## start

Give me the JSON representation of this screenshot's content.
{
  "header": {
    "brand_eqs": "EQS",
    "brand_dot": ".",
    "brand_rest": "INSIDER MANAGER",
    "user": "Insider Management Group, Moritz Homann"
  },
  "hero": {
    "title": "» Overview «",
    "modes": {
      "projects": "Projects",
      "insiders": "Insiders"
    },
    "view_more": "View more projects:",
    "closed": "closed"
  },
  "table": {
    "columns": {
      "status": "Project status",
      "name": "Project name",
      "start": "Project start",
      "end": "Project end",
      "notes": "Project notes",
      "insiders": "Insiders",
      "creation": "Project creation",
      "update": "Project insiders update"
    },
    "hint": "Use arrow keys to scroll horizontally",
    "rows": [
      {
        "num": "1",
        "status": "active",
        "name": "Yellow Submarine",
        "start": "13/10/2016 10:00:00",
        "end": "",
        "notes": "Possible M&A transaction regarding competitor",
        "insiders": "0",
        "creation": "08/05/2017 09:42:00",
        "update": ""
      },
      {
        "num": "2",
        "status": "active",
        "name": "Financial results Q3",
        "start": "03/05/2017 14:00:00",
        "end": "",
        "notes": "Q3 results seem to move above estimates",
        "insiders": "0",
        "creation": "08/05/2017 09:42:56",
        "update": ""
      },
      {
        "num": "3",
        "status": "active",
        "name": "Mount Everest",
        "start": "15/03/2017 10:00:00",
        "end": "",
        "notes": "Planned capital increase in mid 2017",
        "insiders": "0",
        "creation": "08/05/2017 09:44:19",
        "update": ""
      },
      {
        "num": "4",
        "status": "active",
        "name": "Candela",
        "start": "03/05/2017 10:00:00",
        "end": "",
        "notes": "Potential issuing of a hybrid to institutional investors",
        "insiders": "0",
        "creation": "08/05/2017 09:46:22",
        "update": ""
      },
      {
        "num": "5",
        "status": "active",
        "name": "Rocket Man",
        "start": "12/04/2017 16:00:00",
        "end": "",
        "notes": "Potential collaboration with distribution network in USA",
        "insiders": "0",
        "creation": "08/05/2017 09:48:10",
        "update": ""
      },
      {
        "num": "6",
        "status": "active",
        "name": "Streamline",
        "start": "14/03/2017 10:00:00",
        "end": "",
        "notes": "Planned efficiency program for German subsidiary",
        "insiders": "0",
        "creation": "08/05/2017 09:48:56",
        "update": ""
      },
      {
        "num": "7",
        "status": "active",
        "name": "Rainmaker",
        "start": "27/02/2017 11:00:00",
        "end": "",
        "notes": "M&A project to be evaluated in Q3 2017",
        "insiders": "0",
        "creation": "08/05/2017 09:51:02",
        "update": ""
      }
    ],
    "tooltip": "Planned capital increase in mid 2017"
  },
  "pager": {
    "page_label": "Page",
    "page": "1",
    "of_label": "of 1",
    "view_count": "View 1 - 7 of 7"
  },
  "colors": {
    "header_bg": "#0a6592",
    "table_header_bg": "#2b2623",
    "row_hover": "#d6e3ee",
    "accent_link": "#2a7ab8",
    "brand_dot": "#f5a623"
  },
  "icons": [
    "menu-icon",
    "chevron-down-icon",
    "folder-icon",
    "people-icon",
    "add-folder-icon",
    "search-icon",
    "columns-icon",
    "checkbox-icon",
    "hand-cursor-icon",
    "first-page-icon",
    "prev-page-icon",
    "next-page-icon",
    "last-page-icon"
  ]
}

## end
## start

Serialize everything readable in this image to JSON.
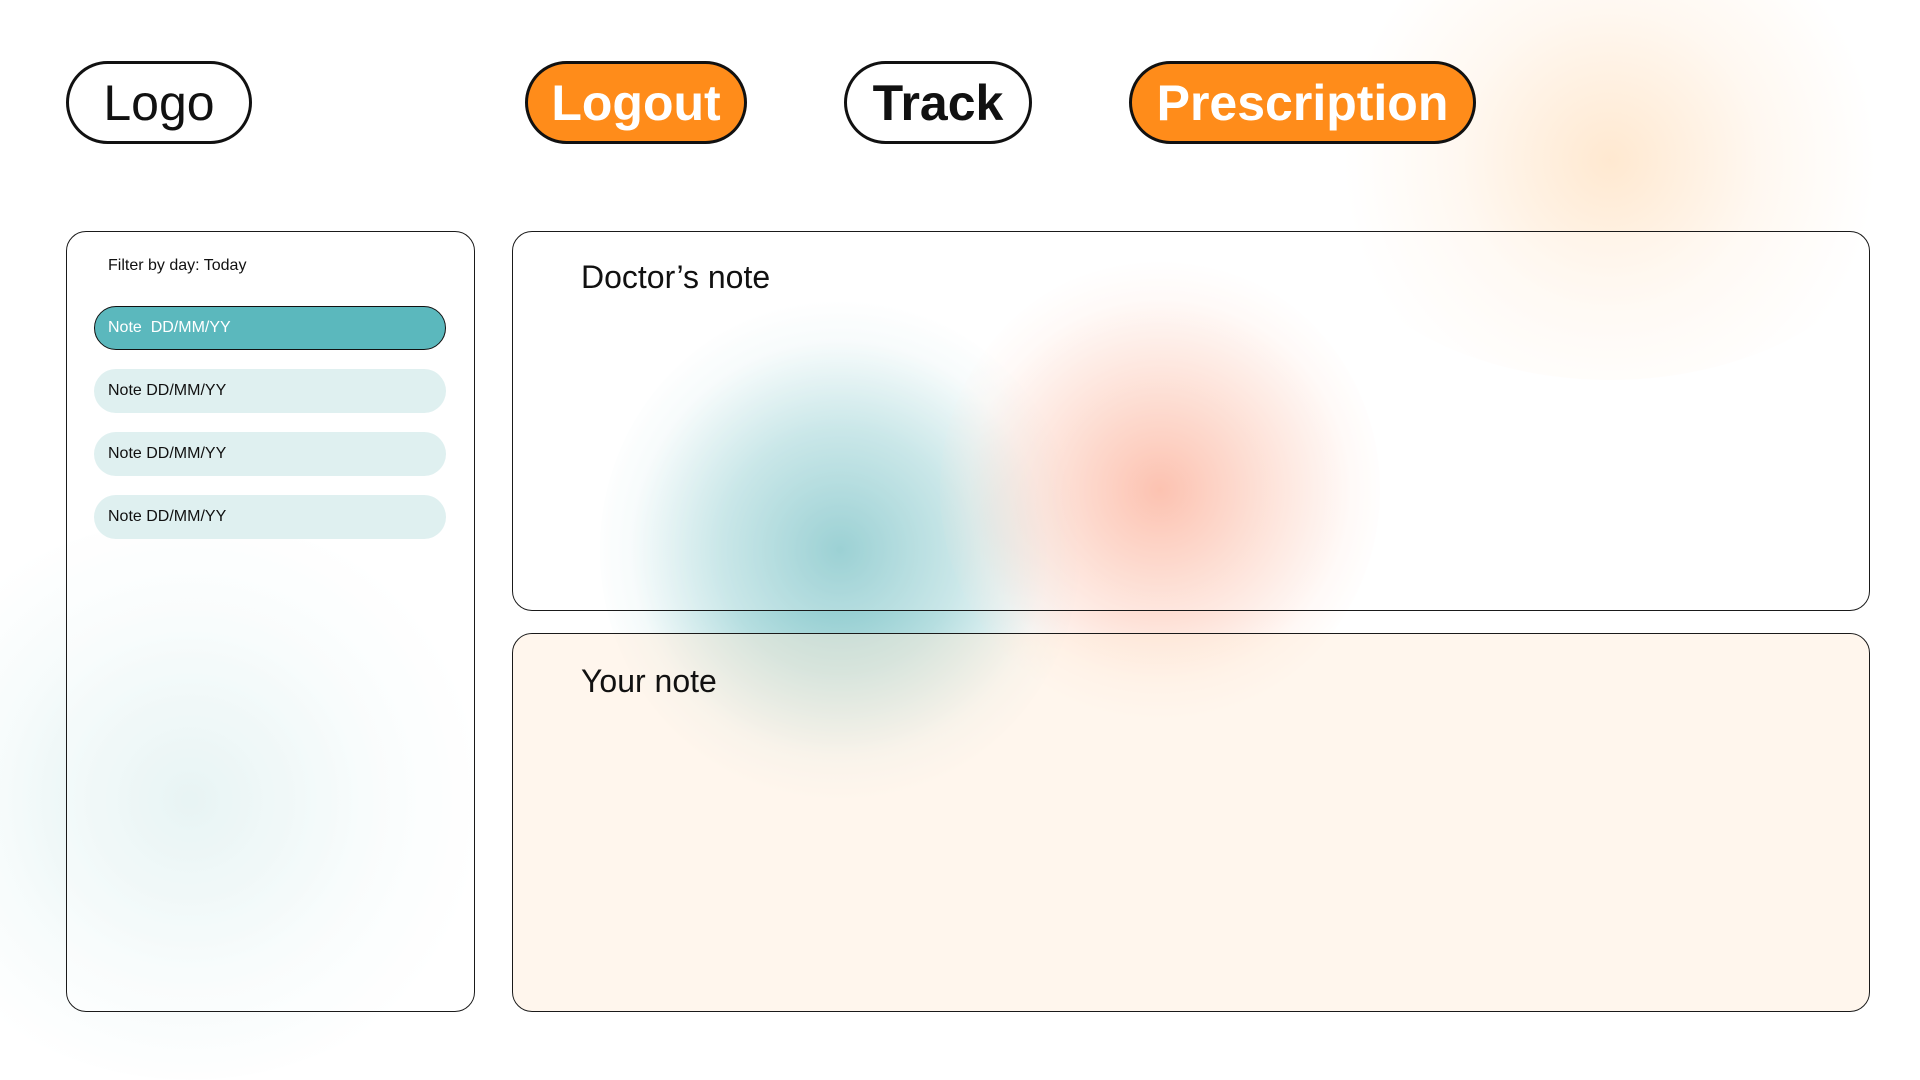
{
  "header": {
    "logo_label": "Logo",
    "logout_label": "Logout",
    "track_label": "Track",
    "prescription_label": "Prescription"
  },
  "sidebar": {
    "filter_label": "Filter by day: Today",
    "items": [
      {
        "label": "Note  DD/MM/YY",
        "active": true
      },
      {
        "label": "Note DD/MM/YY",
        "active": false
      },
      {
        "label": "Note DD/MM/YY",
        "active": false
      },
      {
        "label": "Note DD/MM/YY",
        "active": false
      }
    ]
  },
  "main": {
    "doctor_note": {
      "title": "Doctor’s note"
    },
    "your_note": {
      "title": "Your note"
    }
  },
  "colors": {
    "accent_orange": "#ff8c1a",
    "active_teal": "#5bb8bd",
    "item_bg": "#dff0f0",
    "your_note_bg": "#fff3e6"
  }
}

## end
## start

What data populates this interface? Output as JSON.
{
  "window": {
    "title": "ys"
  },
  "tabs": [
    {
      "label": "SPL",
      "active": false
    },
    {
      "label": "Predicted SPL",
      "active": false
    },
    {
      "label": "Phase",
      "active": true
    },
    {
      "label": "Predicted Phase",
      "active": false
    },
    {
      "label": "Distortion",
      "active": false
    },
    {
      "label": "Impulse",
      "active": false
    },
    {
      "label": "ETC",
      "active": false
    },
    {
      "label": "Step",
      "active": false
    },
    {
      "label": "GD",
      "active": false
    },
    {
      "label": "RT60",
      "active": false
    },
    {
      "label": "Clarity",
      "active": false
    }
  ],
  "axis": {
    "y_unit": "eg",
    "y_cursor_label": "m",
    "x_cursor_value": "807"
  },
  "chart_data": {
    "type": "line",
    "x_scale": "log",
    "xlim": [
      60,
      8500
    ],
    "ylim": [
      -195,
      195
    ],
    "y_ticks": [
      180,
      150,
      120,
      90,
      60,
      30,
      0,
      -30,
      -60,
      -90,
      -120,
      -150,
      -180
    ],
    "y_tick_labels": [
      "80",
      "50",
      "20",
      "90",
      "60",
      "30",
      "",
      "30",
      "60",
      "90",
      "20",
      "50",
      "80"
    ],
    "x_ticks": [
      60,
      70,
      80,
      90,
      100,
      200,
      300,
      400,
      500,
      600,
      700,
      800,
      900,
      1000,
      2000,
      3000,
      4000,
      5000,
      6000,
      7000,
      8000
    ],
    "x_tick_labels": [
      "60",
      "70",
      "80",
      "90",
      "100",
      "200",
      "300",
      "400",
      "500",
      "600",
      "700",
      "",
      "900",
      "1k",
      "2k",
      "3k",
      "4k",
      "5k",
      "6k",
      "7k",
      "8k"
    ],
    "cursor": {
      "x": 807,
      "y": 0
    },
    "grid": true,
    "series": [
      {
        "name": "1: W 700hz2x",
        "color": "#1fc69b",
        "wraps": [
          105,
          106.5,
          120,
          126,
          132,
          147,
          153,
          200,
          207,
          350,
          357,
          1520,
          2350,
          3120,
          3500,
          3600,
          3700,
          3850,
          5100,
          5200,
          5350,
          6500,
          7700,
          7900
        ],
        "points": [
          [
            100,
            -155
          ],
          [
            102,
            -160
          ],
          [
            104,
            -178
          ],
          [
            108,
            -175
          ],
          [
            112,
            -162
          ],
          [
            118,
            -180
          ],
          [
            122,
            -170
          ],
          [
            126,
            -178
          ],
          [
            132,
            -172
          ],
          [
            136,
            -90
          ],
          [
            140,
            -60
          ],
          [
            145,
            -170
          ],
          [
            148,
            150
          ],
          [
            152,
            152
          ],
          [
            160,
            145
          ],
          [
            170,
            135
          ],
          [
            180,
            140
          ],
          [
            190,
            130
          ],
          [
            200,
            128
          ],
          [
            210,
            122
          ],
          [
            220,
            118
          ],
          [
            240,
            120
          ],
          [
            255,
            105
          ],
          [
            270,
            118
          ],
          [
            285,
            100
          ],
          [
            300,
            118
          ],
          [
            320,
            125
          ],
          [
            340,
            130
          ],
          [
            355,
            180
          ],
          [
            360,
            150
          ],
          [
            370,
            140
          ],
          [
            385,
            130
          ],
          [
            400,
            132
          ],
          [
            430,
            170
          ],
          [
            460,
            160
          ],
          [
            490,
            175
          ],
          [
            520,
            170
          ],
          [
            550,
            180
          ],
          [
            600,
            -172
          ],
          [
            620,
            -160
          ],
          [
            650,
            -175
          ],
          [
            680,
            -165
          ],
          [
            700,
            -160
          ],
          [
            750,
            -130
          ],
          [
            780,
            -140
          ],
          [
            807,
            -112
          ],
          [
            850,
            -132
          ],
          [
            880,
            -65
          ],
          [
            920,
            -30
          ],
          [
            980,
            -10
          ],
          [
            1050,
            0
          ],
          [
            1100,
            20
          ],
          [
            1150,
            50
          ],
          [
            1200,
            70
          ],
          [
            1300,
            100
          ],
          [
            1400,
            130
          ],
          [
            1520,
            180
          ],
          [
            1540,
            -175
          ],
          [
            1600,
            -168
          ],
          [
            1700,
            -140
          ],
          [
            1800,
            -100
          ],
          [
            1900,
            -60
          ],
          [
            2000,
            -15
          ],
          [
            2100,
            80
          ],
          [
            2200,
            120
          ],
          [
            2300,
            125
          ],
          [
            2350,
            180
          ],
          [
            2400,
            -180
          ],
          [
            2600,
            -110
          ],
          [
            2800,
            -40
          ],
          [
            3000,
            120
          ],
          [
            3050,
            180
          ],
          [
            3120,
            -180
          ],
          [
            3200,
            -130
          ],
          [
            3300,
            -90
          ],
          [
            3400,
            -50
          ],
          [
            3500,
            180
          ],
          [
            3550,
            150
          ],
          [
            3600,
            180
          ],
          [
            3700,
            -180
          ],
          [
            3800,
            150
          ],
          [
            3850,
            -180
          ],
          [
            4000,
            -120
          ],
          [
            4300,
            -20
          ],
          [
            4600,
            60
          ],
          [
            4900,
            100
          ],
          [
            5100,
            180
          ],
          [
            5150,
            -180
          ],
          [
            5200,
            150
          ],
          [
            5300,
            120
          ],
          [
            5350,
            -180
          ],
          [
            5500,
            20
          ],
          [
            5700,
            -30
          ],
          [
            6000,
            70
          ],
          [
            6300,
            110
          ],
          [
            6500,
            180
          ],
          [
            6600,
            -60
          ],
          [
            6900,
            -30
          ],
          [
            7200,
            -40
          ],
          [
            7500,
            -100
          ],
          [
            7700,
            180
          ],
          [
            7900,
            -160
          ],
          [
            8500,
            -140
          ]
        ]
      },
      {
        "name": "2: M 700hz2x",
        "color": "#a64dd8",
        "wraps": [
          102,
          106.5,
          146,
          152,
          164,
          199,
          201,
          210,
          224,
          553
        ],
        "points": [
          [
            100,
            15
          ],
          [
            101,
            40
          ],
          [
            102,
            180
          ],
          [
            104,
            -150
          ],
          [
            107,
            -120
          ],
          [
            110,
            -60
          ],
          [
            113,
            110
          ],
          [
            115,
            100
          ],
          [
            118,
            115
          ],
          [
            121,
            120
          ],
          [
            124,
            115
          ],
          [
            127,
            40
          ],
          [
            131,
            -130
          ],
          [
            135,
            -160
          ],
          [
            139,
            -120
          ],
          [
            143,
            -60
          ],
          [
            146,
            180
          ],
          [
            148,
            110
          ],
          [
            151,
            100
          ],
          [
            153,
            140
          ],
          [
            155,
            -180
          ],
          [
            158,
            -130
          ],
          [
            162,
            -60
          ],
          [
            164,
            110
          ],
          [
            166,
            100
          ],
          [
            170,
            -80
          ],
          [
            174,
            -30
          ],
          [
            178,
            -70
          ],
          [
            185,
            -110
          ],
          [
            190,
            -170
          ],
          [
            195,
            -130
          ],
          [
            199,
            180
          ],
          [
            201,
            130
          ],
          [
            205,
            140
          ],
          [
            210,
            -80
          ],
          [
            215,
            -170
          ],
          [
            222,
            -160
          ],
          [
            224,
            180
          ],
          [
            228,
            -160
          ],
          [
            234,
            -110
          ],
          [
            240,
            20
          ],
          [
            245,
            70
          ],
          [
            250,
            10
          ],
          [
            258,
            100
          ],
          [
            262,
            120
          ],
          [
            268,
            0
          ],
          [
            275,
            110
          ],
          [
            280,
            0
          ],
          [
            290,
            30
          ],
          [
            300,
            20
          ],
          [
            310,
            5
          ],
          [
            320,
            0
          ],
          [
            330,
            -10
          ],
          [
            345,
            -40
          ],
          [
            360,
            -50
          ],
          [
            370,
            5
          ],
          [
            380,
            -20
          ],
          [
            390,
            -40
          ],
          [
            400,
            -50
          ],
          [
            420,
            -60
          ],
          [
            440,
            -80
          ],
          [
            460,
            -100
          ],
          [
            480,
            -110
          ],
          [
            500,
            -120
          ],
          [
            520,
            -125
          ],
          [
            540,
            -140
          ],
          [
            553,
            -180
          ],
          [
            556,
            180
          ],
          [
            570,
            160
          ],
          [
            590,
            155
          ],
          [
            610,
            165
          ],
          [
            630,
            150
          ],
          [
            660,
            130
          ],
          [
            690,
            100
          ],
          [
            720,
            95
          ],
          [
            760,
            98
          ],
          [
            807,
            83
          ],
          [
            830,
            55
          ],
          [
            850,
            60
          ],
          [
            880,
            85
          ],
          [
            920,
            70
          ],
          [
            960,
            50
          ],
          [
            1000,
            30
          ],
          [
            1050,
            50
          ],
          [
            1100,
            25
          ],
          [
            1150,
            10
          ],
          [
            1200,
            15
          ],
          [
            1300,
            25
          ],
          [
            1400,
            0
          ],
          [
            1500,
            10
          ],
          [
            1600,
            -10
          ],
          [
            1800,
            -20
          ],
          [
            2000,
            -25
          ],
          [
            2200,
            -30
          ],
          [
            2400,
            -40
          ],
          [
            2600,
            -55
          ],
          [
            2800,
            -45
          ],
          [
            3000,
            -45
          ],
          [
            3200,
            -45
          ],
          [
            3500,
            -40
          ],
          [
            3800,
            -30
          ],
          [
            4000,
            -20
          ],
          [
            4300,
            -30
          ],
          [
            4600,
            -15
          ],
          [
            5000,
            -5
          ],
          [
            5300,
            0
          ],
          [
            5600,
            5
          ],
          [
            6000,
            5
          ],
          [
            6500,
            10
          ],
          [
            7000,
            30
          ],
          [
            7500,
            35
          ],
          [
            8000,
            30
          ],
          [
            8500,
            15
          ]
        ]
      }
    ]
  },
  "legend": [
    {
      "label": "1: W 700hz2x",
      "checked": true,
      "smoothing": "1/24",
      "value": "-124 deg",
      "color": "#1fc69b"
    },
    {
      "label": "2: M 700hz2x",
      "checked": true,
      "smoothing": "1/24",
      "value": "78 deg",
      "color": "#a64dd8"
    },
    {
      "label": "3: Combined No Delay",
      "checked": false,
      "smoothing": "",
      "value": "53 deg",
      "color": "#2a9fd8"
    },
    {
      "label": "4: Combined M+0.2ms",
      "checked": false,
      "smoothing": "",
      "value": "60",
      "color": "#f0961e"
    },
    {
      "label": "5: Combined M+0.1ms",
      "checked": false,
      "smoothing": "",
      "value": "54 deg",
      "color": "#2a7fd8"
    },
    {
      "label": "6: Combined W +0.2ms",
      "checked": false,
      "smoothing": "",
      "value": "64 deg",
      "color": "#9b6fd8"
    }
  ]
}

## end

> _Required work_
Pull out every line of the records that includes the string "notes".

> _Final result_
      "notes": "Project notes",
        "notes": "Possible M&A transaction regarding competitor",
        "notes": "Q3 results seem to move above estimates",
        "notes": "Planned capital increase in mid 2017",
        "notes": "Potential issuing of a hybrid to institutional investors",
        "notes": "Potential collaboration with distribution network in USA",
        "notes": "Planned efficiency program for German subsidiary",
        "notes": "M&A project to be evaluated in Q3 2017",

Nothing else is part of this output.